[Start Data records]

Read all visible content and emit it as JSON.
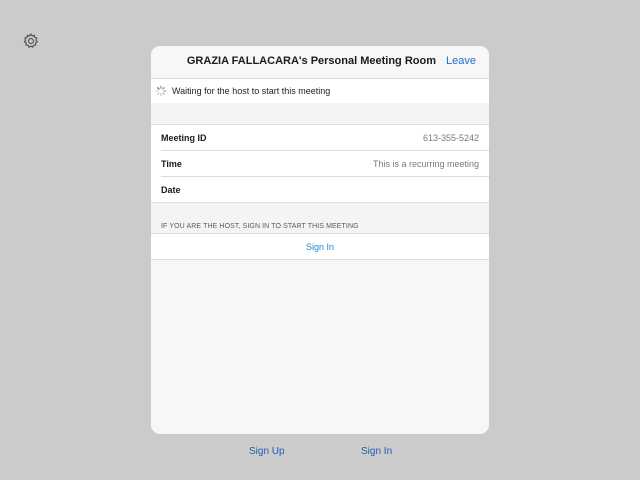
{
  "header": {
    "title": "GRAZIA FALLACARA's Personal Meeting Room",
    "leave_label": "Leave"
  },
  "status": {
    "waiting_text": "Waiting for the host to start this meeting"
  },
  "details": [
    {
      "label": "Meeting ID",
      "value": "613-355-5242"
    },
    {
      "label": "Time",
      "value": "This is a recurring meeting"
    },
    {
      "label": "Date",
      "value": ""
    }
  ],
  "host_section": {
    "caption": "IF YOU ARE THE HOST, SIGN IN TO START THIS MEETING",
    "sign_in_label": "Sign In"
  },
  "footer": {
    "sign_up_label": "Sign Up",
    "sign_in_label": "Sign In"
  },
  "icons": {
    "settings": "gear-icon",
    "loading": "spinner-icon"
  },
  "colors": {
    "background": "#cbcbcb",
    "link": "#1e88d8",
    "header_link": "#1f6bd8"
  }
}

[End Data records]

- The task
Return the listing above in full and without alteration, excluding its pictures.

- Written solution
Read all visible content and emit it as JSON.
{
  "header": {
    "title": "GRAZIA FALLACARA's Personal Meeting Room",
    "leave_label": "Leave"
  },
  "status": {
    "waiting_text": "Waiting for the host to start this meeting"
  },
  "details": [
    {
      "label": "Meeting ID",
      "value": "613-355-5242"
    },
    {
      "label": "Time",
      "value": "This is a recurring meeting"
    },
    {
      "label": "Date",
      "value": ""
    }
  ],
  "host_section": {
    "caption": "IF YOU ARE THE HOST, SIGN IN TO START THIS MEETING",
    "sign_in_label": "Sign In"
  },
  "footer": {
    "sign_up_label": "Sign Up",
    "sign_in_label": "Sign In"
  },
  "icons": {
    "settings": "gear-icon",
    "loading": "spinner-icon"
  },
  "colors": {
    "background": "#cbcbcb",
    "link": "#1e88d8",
    "header_link": "#1f6bd8"
  }
}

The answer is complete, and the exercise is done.